Extracted records:
________________________
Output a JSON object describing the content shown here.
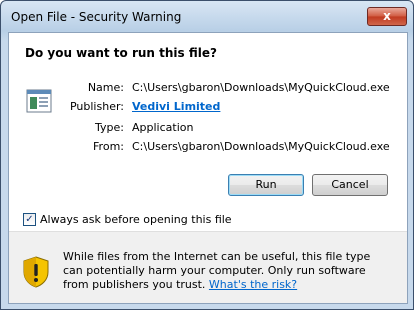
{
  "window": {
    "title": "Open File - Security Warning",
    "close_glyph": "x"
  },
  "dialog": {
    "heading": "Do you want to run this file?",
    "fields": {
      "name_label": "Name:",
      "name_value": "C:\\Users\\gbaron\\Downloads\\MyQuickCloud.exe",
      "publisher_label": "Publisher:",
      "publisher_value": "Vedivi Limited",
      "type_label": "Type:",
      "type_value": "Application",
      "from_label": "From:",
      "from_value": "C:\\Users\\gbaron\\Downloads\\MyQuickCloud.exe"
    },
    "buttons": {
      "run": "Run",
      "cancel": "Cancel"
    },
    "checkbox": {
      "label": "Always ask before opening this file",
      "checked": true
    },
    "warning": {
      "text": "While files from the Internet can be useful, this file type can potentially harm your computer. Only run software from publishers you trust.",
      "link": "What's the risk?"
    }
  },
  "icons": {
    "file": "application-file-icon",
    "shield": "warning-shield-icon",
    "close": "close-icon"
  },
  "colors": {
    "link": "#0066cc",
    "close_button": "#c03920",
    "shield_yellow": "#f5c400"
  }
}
________________________
What needs to be done
Copy, from the material, each line that holds the string "gbaron".

Answer for this exercise
      "name_value": "C:\\Users\\gbaron\\Downloads\\MyQuickCloud.exe",
      "from_value": "C:\\Users\\gbaron\\Downloads\\MyQuickCloud.exe"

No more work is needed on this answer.